* [TASK TO CARRY OUT]:
Transcribe the records that follow exactly. Skip the pictures.

[Stored items]
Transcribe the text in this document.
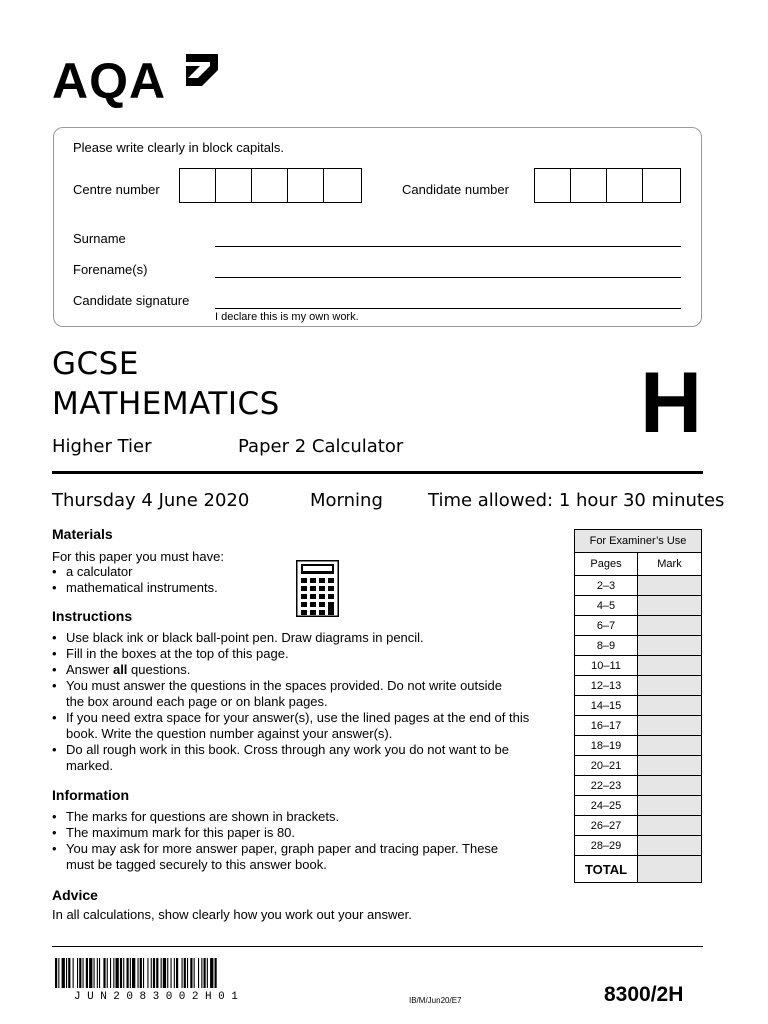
AQA
Please write clearly in block capitals.
Centre number	Candidate number
Surname
Forename(s)
Candidate signature
I declare this is my own work.
GCSE
MATHEMATICS
Higher Tier	Paper 2 Calculator	H
Thursday 4 June 2020	Morning	Time allowed: 1 hour 30 minutes
Materials
For this paper you must have:
• a calculator
• mathematical instruments.
Instructions
• Use black ink or black ball-point pen. Draw diagrams in pencil.
• Fill in the boxes at the top of this page.
• Answer all questions.
• You must answer the questions in the spaces provided. Do not write outside the box around each page or on blank pages.
• If you need extra space for your answer(s), use the lined pages at the end of this book. Write the question number against your answer(s).
• Do all rough work in this book. Cross through any work you do not want to be marked.
Information
• The marks for questions are shown in brackets.
• The maximum mark for this paper is 80.
• You may ask for more answer paper, graph paper and tracing paper. These must be tagged securely to this answer book.
Advice
In all calculations, show clearly how you work out your answer.
For Examiner’s Use	
Pages	Mark
2–3	
4–5	
6–7	
8–9	
10–11	
12–13	
14–15	
16–17	
18–19	
20–21	
22–23	
24–25	
26–27	
28–29	
TOTAL	
JUN2083002H01	IB/M/Jun20/E7	8300/2H
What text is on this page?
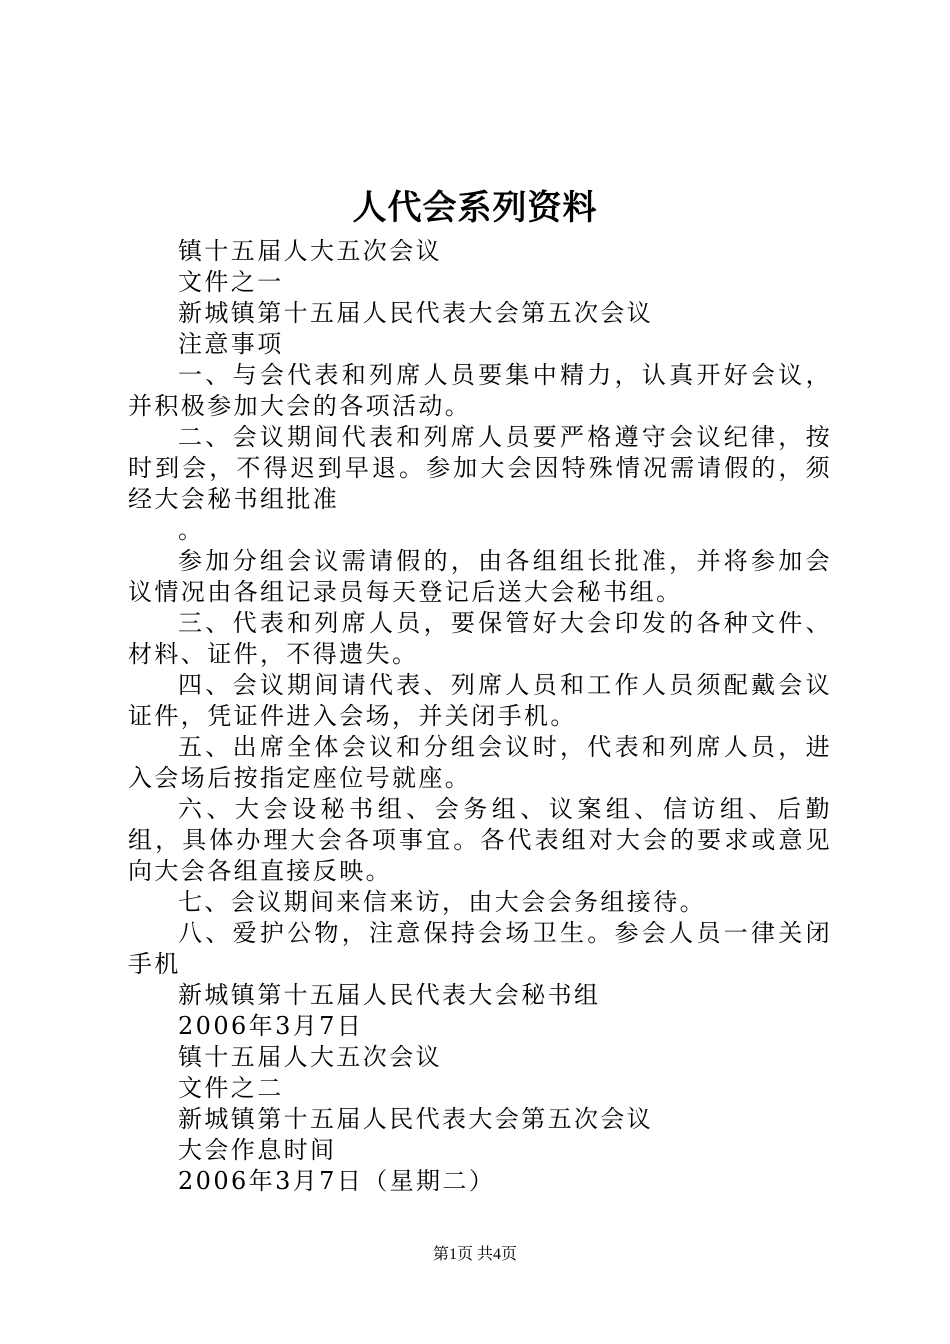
人代会系列资料

镇十五届人大五次会议

文件之一

新城镇第十五届人民代表大会第五次会议

注意事项

一、与会代表和列席人员要集中精力，认真开好会议，并积极参加大会的各项活动。

二、会议期间代表和列席人员要严格遵守会议纪律，按时到会，不得迟到早退。参加大会因特殊情况需请假的，须经大会秘书组批准

。

参加分组会议需请假的，由各组组长批准，并将参加会议情况由各组记录员每天登记后送大会秘书组。

三、代表和列席人员，要保管好大会印发的各种文件、材料、证件，不得遗失。

四、会议期间请代表、列席人员和工作人员须配戴会议证件，凭证件进入会场，并关闭手机。

五、出席全体会议和分组会议时，代表和列席人员，进入会场后按指定座位号就座。

六、大会设秘书组、会务组、议案组、信访组、后勤组，具体办理大会各项事宜。各代表组对大会的要求或意见向大会各组直接反映。

七、会议期间来信来访，由大会会务组接待。

八、爱护公物，注意保持会场卫生。参会人员一律关闭手机

新城镇第十五届人民代表大会秘书组

2006年3月7日

镇十五届人大五次会议

文件之二

新城镇第十五届人民代表大会第五次会议

大会作息时间

2006年3月7日（星期二）

第1页 共4页
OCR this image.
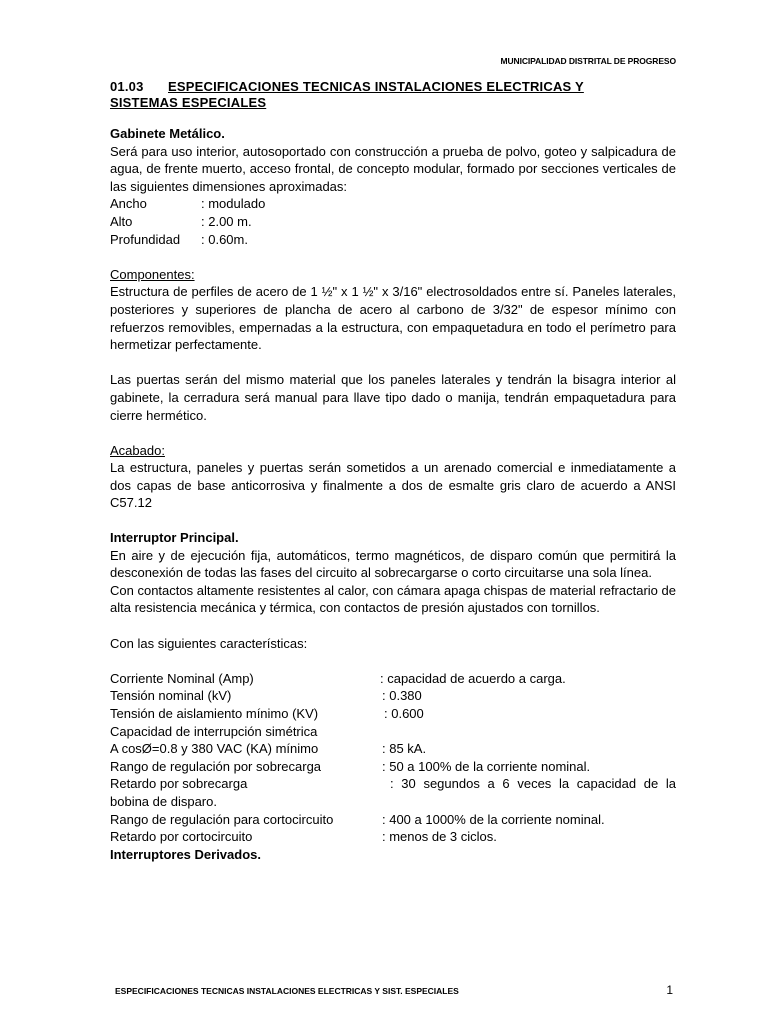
MUNICIPALIDAD DISTRITAL DE PROGRESO
01.03 ESPECIFICACIONES TECNICAS INSTALACIONES ELECTRICAS Y
SISTEMAS ESPECIALES
Gabinete Metálico.
Será para uso interior, autosoportado con construcción a prueba de polvo, goteo y salpicadura de agua, de frente muerto, acceso frontal, de concepto modular, formado por secciones verticales de las siguientes dimensiones aproximadas:
Ancho	: modulado
Alto	: 2.00 m.
Profundidad	: 0.60m.
Componentes:
Estructura de perfiles de acero de 1 ½" x 1 ½" x 3/16" electrosoldados entre sí. Paneles laterales, posteriores y superiores de plancha de acero al carbono de 3/32" de espesor mínimo con refuerzos removibles, empernadas a la estructura, con empaquetadura en todo el perímetro para hermetizar perfectamente.
Las puertas serán del mismo material que los paneles laterales y tendrán la bisagra interior al gabinete, la cerradura será manual para llave tipo dado o manija, tendrán empaquetadura para cierre hermético.
Acabado:
La estructura, paneles y puertas serán sometidos a un arenado comercial e inmediatamente a dos capas de base anticorrosiva y finalmente a dos de esmalte gris claro de acuerdo a ANSI C57.12
Interruptor Principal.
En aire y de ejecución fija, automáticos, termo magnéticos, de disparo común que permitirá la desconexión de todas las fases del circuito al sobrecargarse o corto circuitarse una sola línea.
Con contactos altamente resistentes al calor, con cámara apaga chispas de material refractario de alta resistencia mecánica y térmica, con contactos de presión ajustados con tornillos.
Con las siguientes características:
Corriente Nominal (Amp)	: capacidad de acuerdo a carga.
Tensión nominal (kV)	: 0.380
Tensión de aislamiento mínimo (KV)	: 0.600
Capacidad de interrupción simétrica
A cosØ=0.8 y 380 VAC (KA) mínimo	: 85 kA.
Rango de regulación por sobrecarga	: 50 a 100% de la corriente nominal.
Retardo por sobrecarga	: 30 segundos a 6 veces la capacidad de la
bobina de disparo.
Rango de regulación para cortocircuito	: 400 a 1000% de la corriente nominal.
Retardo por cortocircuito	: menos de 3 ciclos.
Interruptores Derivados.
ESPECIFICACIONES TECNICAS INSTALACIONES ELECTRICAS Y SIST. ESPECIALES	1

* [WRITTEN SOLUTION]:
Transcribe the text in this document.
AQA
Please write clearly in block capitals.
Centre number	Candidate number
Surname
Forename(s)
Candidate signature
I declare this is my own work.
GCSE
MATHEMATICS
Higher Tier	Paper 2 Calculator	H
Thursday 4 June 2020	Morning	Time allowed: 1 hour 30 minutes
Materials
For this paper you must have:
• a calculator
• mathematical instruments.
Instructions
• Use black ink or black ball-point pen. Draw diagrams in pencil.
• Fill in the boxes at the top of this page.
• Answer all questions.
• You must answer the questions in the spaces provided. Do not write outside the box around each page or on blank pages.
• If you need extra space for your answer(s), use the lined pages at the end of this book. Write the question number against your answer(s).
• Do all rough work in this book. Cross through any work you do not want to be marked.
Information
• The marks for questions are shown in brackets.
• The maximum mark for this paper is 80.
• You may ask for more answer paper, graph paper and tracing paper. These must be tagged securely to this answer book.
Advice
In all calculations, show clearly how you work out your answer.
For Examiner’s Use	
Pages	Mark
2–3	
4–5	
6–7	
8–9	
10–11	
12–13	
14–15	
16–17	
18–19	
20–21	
22–23	
24–25	
26–27	
28–29	
TOTAL	
JUN2083002H01	IB/M/Jun20/E7	8300/2H
What text is on this page?
人代会系列资料

镇十五届人大五次会议

文件之一

新城镇第十五届人民代表大会第五次会议

注意事项

一、与会代表和列席人员要集中精力，认真开好会议，并积极参加大会的各项活动。

二、会议期间代表和列席人员要严格遵守会议纪律，按时到会，不得迟到早退。参加大会因特殊情况需请假的，须经大会秘书组批准

。

参加分组会议需请假的，由各组组长批准，并将参加会议情况由各组记录员每天登记后送大会秘书组。

三、代表和列席人员，要保管好大会印发的各种文件、材料、证件，不得遗失。

四、会议期间请代表、列席人员和工作人员须配戴会议证件，凭证件进入会场，并关闭手机。

五、出席全体会议和分组会议时，代表和列席人员，进入会场后按指定座位号就座。

六、大会设秘书组、会务组、议案组、信访组、后勤组，具体办理大会各项事宜。各代表组对大会的要求或意见向大会各组直接反映。

七、会议期间来信来访，由大会会务组接待。

八、爱护公物，注意保持会场卫生。参会人员一律关闭手机

新城镇第十五届人民代表大会秘书组

2006年3月7日

镇十五届人大五次会议

文件之二

新城镇第十五届人民代表大会第五次会议

大会作息时间

2006年3月7日（星期二）

第1页 共4页
OCR this image.
MUNICIPALIDAD DISTRITAL DE PROGRESO
01.03 ESPECIFICACIONES TECNICAS INSTALACIONES ELECTRICAS Y
SISTEMAS ESPECIALES
Gabinete Metálico.
Será para uso interior, autosoportado con construcción a prueba de polvo, goteo y salpicadura de agua, de frente muerto, acceso frontal, de concepto modular, formado por secciones verticales de las siguientes dimensiones aproximadas:
Ancho	: modulado
Alto	: 2.00 m.
Profundidad	: 0.60m.
Componentes:
Estructura de perfiles de acero de 1 ½" x 1 ½" x 3/16" electrosoldados entre sí. Paneles laterales, posteriores y superiores de plancha de acero al carbono de 3/32" de espesor mínimo con refuerzos removibles, empernadas a la estructura, con empaquetadura en todo el perímetro para hermetizar perfectamente.
Las puertas serán del mismo material que los paneles laterales y tendrán la bisagra interior al gabinete, la cerradura será manual para llave tipo dado o manija, tendrán empaquetadura para cierre hermético.
Acabado:
La estructura, paneles y puertas serán sometidos a un arenado comercial e inmediatamente a dos capas de base anticorrosiva y finalmente a dos de esmalte gris claro de acuerdo a ANSI C57.12
Interruptor Principal.
En aire y de ejecución fija, automáticos, termo magnéticos, de disparo común que permitirá la desconexión de todas las fases del circuito al sobrecargarse o corto circuitarse una sola línea.
Con contactos altamente resistentes al calor, con cámara apaga chispas de material refractario de alta resistencia mecánica y térmica, con contactos de presión ajustados con tornillos.
Con las siguientes características:
Corriente Nominal (Amp)	: capacidad de acuerdo a carga.
Tensión nominal (kV)	: 0.380
Tensión de aislamiento mínimo (KV)	: 0.600
Capacidad de interrupción simétrica
A cosØ=0.8 y 380 VAC (KA) mínimo	: 85 kA.
Rango de regulación por sobrecarga	: 50 a 100% de la corriente nominal.
Retardo por sobrecarga	: 30 segundos a 6 veces la capacidad de la
bobina de disparo.
Rango de regulación para cortocircuito	: 400 a 1000% de la corriente nominal.
Retardo por cortocircuito	: menos de 3 ciclos.
Interruptores Derivados.
ESPECIFICACIONES TECNICAS INSTALACIONES ELECTRICAS Y SIST. ESPECIALES	1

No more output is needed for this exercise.